• _Provided records_
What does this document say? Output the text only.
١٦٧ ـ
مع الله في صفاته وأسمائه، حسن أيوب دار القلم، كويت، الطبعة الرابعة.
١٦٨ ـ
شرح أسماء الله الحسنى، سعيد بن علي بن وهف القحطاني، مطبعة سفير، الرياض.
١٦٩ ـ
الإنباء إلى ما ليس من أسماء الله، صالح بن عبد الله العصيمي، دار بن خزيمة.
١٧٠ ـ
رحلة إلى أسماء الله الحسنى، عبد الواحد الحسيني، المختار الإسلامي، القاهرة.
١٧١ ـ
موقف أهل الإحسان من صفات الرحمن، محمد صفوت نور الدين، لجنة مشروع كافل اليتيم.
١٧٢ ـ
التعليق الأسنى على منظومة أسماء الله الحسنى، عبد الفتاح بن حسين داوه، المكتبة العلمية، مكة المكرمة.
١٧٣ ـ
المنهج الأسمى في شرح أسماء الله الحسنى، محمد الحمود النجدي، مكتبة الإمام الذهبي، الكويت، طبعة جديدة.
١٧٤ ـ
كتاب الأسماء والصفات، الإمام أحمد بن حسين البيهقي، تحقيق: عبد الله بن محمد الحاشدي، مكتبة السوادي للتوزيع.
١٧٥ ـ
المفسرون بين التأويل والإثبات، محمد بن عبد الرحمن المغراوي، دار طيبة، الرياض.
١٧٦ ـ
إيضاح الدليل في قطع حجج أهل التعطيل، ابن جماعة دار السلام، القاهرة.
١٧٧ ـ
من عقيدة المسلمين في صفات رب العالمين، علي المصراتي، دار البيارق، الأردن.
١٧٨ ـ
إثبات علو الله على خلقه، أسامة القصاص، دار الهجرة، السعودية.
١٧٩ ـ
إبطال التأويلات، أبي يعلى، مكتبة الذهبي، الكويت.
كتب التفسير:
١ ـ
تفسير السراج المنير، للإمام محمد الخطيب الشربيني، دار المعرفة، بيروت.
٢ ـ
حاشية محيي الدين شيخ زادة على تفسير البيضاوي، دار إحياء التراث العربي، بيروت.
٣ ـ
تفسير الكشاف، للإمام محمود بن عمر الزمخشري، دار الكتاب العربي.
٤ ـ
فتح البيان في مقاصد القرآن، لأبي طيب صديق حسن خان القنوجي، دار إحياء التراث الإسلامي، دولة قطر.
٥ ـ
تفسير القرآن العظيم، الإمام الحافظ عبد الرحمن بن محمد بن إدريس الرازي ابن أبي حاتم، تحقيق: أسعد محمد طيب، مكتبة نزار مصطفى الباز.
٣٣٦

• _What you need to do_
Filter the listing above for the string "الإمام" and copy every matching line.

• _Full answer_
المنهج الأسمى في شرح أسماء الله الحسنى، محمد الحمود النجدي، مكتبة الإمام الذهبي، الكويت، طبعة جديدة.
كتاب الأسماء والصفات، الإمام أحمد بن حسين البيهقي، تحقيق: عبد الله بن محمد الحاشدي، مكتبة السوادي للتوزيع.
تفسير القرآن العظيم، الإمام الحافظ عبد الرحمن بن محمد بن إدريس الرازي ابن أبي حاتم، تحقيق: أسعد محمد طيب، مكتبة نزار مصطفى الباز.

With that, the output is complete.